* START Input rows *

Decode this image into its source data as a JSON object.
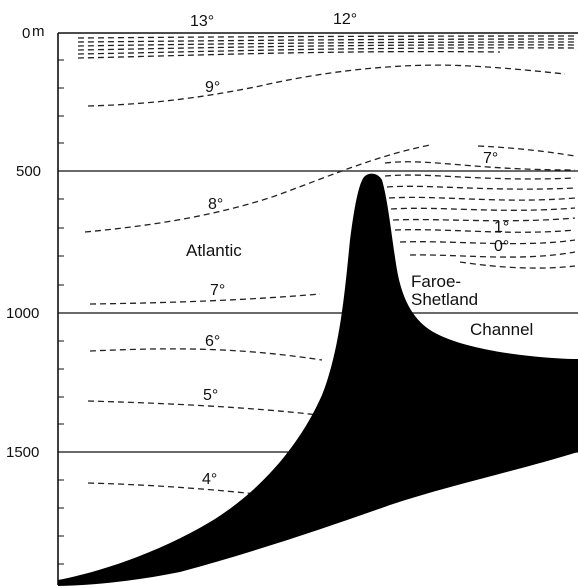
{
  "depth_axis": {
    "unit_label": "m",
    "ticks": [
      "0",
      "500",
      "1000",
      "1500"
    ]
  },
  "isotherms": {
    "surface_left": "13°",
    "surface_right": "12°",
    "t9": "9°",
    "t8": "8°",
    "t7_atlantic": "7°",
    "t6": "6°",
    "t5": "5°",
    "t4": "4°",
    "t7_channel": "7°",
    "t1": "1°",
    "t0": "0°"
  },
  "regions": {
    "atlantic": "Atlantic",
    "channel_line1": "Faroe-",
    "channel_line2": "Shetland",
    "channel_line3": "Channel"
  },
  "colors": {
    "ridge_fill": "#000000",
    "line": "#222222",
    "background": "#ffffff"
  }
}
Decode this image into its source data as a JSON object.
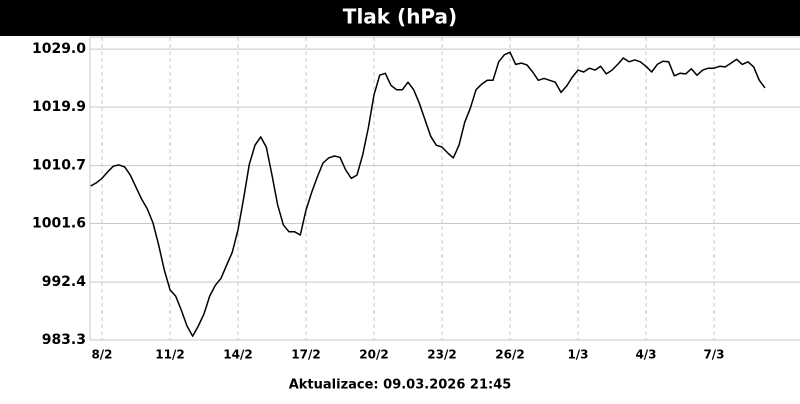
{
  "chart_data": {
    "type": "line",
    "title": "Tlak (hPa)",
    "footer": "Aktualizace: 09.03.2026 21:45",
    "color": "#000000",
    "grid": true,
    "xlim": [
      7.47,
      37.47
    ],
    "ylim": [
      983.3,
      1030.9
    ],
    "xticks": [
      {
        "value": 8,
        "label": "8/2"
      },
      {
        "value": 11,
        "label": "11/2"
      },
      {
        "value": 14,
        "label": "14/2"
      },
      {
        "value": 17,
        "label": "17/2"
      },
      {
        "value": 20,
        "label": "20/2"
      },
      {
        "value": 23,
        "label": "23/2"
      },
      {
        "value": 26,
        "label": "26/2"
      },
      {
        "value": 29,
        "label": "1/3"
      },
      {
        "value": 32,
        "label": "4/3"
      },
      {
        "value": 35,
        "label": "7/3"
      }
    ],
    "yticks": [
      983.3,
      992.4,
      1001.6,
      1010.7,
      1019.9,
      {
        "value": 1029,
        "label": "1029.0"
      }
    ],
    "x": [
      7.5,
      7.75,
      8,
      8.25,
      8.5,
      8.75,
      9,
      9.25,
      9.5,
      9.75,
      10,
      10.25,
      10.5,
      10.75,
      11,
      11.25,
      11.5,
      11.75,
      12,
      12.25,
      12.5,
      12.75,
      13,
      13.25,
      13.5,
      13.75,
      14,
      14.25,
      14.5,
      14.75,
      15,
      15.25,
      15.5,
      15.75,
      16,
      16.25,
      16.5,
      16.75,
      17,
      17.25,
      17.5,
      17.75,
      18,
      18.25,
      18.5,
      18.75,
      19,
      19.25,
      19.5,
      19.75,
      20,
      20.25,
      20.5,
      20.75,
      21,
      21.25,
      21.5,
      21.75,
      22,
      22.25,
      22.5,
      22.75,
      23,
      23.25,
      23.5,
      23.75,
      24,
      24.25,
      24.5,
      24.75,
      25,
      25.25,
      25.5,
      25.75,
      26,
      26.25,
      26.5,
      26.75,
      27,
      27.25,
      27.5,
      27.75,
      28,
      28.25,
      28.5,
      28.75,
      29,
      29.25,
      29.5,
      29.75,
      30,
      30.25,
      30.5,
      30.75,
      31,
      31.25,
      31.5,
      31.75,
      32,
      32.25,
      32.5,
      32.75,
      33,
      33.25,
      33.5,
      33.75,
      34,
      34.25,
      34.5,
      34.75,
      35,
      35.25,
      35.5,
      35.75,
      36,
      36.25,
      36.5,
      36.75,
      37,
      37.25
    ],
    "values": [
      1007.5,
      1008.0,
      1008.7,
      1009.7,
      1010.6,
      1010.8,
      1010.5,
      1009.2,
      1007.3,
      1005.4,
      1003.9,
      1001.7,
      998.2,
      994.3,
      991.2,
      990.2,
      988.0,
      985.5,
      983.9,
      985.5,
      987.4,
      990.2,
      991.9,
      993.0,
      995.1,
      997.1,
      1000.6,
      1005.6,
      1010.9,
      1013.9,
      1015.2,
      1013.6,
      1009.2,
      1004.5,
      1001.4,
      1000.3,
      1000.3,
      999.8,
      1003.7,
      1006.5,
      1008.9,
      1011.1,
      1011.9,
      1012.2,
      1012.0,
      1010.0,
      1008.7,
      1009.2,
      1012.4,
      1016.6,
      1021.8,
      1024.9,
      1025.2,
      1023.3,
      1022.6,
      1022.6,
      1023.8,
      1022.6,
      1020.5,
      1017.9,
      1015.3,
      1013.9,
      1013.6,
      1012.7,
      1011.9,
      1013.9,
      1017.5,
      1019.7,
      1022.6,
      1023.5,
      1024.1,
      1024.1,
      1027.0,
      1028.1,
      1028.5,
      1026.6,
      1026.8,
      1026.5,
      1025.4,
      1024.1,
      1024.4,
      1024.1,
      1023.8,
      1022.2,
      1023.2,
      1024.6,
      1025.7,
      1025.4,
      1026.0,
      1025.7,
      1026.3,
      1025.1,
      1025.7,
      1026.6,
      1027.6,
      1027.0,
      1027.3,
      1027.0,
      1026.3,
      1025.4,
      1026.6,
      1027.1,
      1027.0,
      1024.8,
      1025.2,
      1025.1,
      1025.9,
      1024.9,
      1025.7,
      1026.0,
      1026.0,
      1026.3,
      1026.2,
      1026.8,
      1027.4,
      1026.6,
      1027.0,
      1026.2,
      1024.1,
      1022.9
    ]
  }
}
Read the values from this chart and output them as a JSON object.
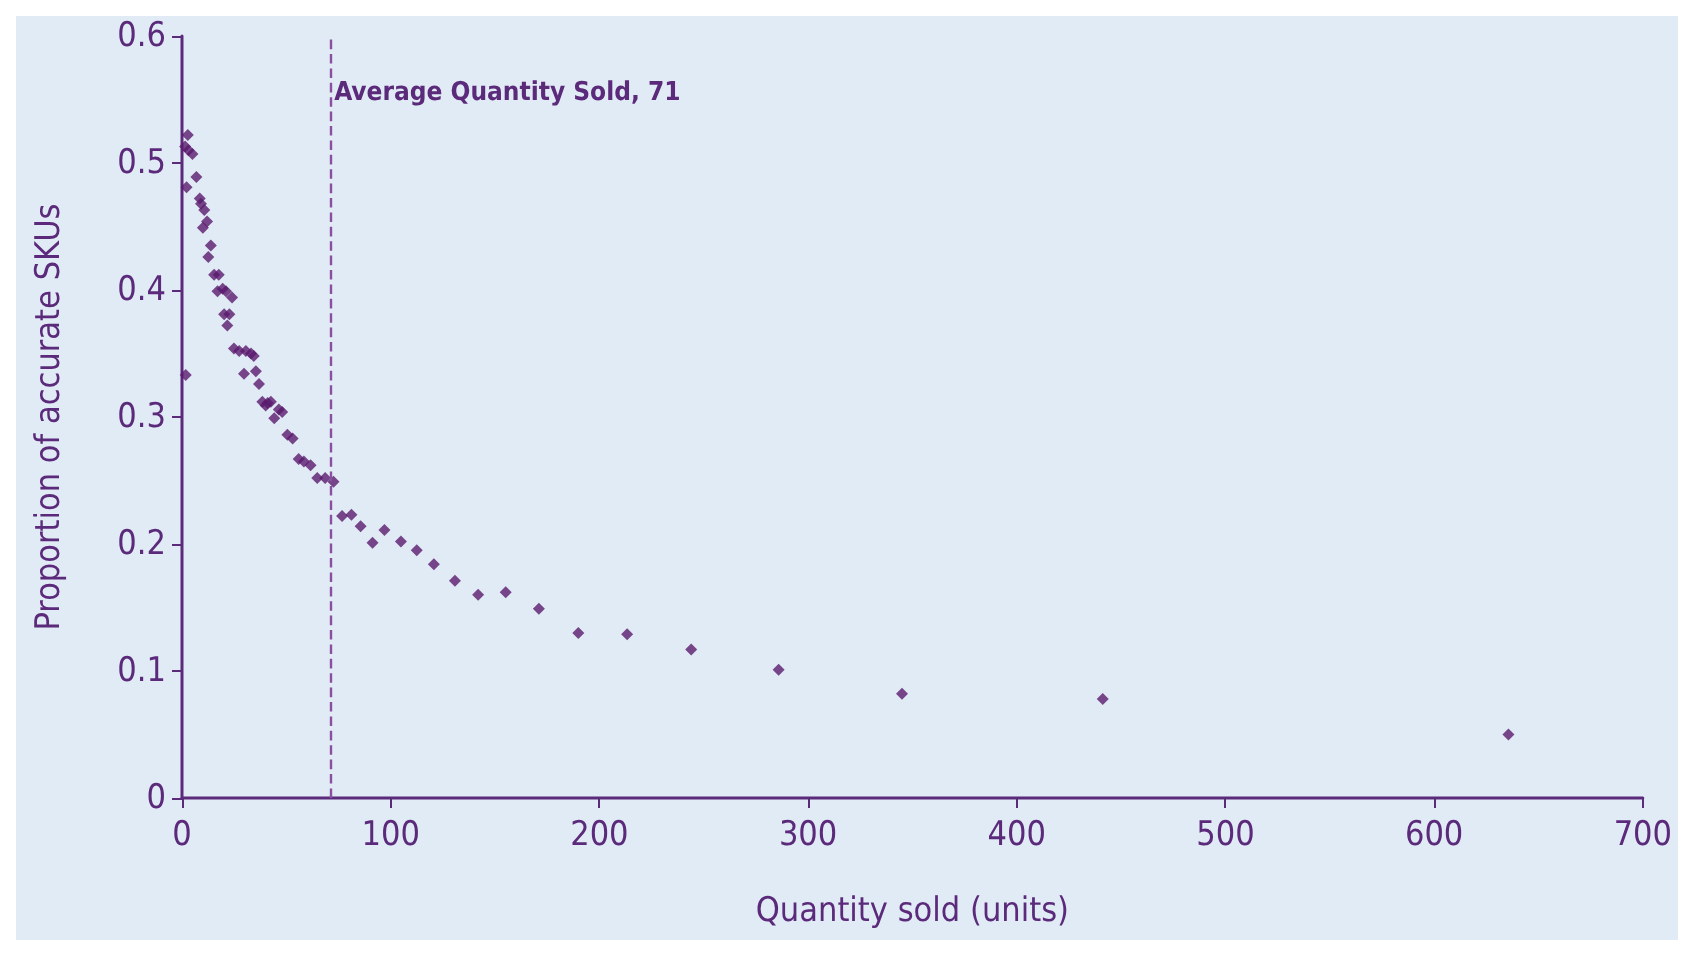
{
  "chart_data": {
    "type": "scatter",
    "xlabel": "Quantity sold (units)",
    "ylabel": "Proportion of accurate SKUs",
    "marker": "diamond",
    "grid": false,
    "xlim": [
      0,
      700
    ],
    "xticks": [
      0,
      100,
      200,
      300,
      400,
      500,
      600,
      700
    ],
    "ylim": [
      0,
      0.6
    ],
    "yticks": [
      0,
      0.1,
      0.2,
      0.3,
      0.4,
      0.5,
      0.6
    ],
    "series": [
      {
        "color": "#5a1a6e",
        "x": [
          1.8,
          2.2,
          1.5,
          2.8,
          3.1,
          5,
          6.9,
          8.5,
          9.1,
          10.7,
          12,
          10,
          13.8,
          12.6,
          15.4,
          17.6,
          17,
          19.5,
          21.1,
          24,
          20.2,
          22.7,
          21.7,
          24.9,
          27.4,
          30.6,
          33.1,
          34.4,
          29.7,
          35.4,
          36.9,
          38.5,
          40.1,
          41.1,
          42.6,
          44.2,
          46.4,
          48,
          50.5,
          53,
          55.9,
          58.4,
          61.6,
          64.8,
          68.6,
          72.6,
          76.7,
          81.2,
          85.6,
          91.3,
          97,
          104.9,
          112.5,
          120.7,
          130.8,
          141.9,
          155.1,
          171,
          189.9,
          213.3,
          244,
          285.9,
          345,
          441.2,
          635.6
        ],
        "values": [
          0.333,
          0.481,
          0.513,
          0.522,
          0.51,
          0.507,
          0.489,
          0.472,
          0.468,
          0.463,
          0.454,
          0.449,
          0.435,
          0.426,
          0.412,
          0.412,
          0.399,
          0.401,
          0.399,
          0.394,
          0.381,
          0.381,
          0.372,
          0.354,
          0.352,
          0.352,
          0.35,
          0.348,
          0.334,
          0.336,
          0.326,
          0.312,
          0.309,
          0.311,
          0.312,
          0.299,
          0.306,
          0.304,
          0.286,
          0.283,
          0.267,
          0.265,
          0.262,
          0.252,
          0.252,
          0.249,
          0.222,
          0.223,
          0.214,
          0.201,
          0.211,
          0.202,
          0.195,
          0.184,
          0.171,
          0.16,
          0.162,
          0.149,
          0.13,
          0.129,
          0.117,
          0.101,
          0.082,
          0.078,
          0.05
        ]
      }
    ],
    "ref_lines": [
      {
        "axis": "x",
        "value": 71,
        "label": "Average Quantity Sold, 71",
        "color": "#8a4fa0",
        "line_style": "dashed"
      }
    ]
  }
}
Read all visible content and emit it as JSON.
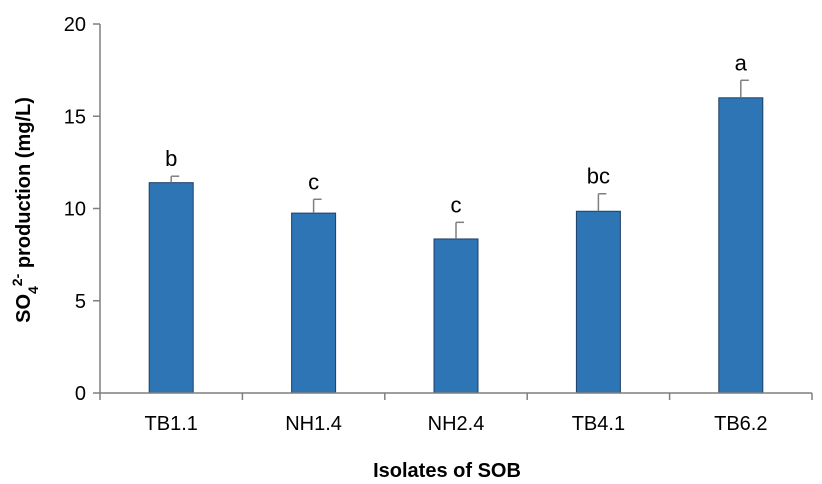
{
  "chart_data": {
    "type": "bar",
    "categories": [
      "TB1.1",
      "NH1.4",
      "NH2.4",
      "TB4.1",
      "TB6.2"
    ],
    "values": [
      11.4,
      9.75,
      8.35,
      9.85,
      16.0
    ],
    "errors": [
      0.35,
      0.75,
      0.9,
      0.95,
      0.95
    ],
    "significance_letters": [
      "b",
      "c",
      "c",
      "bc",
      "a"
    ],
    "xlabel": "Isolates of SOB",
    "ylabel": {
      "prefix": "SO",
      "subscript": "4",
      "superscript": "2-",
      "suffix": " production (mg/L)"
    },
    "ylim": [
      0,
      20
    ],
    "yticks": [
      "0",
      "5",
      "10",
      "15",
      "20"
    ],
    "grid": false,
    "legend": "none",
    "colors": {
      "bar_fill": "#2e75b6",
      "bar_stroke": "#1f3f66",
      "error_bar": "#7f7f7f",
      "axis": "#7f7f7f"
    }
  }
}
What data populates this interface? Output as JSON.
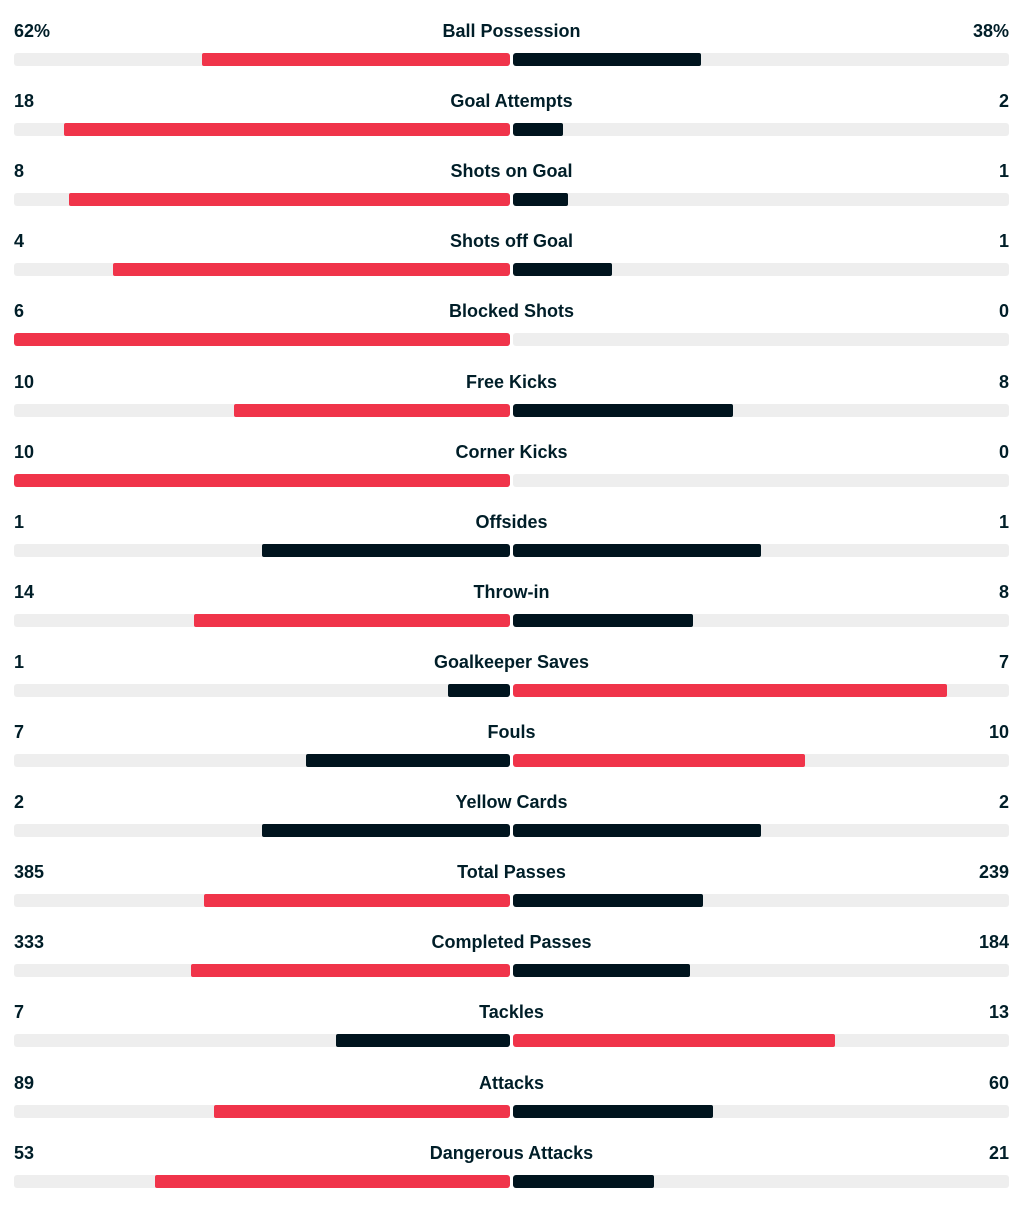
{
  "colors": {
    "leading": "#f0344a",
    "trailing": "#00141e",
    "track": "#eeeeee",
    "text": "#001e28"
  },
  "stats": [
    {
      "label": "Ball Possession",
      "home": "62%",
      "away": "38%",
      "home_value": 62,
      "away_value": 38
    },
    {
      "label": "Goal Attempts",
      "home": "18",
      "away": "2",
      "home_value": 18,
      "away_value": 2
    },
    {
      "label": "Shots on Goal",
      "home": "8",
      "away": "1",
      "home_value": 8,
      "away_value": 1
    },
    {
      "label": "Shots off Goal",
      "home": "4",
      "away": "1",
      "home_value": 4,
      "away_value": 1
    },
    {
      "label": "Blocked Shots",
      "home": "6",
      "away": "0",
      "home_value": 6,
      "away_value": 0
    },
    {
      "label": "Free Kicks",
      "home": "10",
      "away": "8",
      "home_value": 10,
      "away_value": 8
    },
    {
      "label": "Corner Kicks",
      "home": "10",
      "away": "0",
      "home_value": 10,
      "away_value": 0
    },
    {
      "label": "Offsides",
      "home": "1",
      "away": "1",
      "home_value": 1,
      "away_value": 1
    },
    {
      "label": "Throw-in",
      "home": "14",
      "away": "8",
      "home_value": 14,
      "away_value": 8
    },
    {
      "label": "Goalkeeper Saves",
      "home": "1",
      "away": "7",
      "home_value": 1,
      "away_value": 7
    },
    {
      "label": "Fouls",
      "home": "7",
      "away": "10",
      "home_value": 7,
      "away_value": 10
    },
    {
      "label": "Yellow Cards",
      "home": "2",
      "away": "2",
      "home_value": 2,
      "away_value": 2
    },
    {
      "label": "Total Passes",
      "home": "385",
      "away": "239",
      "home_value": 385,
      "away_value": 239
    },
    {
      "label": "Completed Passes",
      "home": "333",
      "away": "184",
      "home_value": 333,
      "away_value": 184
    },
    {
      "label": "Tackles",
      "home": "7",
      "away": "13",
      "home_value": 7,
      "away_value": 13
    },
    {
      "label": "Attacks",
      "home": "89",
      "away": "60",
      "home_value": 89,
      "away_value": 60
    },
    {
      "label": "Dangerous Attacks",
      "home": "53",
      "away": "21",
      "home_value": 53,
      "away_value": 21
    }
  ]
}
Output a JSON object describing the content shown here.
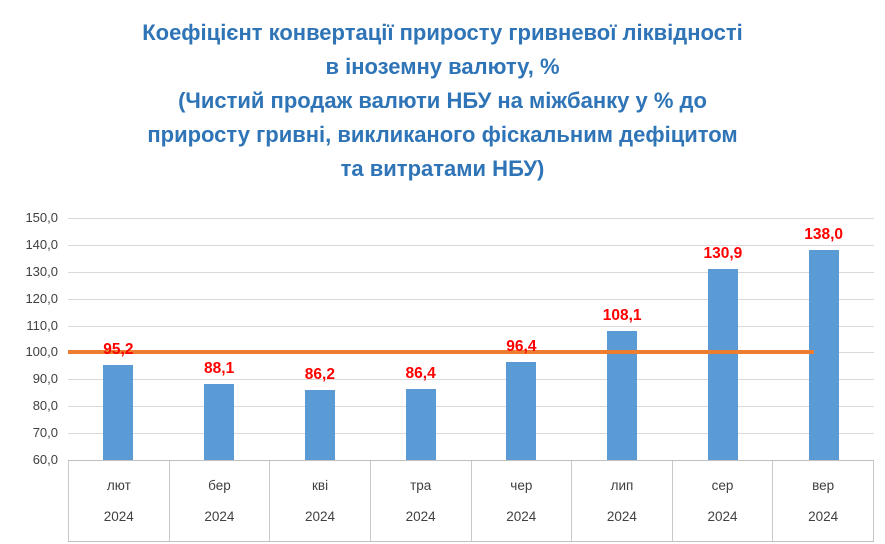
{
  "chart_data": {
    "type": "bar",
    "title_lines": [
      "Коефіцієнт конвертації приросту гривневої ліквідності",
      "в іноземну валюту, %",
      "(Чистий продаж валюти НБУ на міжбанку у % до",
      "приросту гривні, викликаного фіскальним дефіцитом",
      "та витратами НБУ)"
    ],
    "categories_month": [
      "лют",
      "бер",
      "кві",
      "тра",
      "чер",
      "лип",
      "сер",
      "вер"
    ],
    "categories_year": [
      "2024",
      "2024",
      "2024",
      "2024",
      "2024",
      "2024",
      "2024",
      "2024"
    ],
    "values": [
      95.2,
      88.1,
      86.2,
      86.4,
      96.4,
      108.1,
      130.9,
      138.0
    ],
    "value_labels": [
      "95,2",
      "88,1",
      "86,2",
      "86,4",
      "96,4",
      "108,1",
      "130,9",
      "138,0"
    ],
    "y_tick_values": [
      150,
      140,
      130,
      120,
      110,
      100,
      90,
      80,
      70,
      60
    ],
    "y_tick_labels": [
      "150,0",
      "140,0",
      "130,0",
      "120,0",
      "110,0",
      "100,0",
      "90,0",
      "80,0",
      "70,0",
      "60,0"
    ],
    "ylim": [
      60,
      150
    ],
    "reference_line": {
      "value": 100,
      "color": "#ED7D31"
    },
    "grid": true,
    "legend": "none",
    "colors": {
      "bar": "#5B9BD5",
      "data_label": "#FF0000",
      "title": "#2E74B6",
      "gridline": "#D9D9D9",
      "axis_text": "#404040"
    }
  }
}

* END Input rows *

== What you have to do ==
Lines containing "content" are to be counted. State the total and add nothing.

== Exercise response ==
2